Written task:
Write the number of lines holding the word "Convert", and nothing else.
**** Excerpted records ****
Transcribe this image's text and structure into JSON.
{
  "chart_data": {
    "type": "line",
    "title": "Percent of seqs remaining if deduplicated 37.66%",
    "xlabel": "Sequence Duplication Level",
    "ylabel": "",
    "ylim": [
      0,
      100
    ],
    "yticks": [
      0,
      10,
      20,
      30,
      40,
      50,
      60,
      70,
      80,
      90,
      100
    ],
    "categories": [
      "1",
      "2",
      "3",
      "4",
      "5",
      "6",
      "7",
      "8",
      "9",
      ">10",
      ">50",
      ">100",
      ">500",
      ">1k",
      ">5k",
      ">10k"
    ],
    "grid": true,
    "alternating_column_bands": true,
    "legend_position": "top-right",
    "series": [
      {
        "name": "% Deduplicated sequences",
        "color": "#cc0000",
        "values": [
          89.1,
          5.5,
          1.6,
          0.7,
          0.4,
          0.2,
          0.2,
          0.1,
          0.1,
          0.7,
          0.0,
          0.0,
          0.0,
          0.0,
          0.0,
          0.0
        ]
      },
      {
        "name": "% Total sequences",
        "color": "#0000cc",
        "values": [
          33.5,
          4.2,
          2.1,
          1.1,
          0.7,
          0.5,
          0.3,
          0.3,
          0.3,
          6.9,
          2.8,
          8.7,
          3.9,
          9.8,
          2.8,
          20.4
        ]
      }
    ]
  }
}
****
**** Excerpted records ****
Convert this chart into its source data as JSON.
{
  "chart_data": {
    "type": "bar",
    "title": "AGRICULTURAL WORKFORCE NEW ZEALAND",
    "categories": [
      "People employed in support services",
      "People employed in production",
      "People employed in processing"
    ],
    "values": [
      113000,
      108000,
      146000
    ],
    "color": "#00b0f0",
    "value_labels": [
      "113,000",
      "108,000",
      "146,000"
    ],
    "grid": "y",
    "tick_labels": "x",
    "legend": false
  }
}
****
**** Excerpted records ****
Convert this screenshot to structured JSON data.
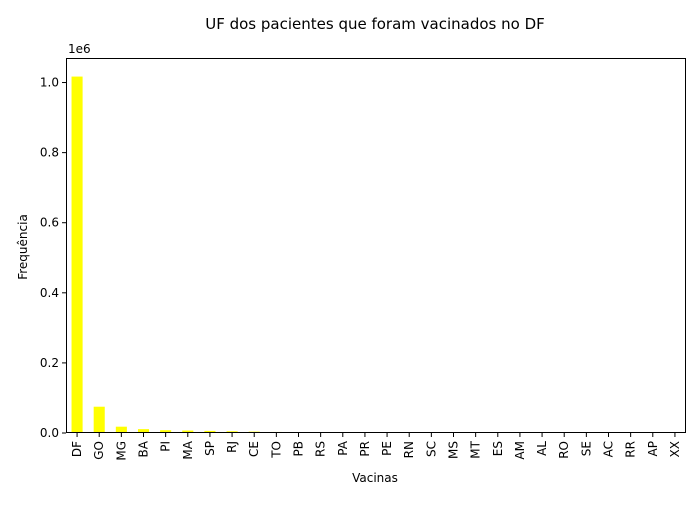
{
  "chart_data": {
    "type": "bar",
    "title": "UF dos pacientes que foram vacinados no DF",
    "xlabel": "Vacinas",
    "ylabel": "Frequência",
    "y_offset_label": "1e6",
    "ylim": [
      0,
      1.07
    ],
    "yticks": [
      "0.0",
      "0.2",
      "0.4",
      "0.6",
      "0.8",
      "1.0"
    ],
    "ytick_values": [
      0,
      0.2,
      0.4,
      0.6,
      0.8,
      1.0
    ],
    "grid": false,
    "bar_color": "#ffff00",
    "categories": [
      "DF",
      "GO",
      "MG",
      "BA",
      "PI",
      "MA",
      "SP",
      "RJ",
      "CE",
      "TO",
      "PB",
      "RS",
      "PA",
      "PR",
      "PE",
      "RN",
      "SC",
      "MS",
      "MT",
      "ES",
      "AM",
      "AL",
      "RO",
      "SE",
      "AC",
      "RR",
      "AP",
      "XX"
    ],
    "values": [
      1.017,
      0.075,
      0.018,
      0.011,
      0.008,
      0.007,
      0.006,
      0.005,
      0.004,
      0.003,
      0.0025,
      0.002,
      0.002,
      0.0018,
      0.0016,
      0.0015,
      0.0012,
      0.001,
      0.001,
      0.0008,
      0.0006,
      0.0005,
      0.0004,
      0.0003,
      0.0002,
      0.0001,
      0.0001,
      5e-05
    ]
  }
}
****
Problem solution:
2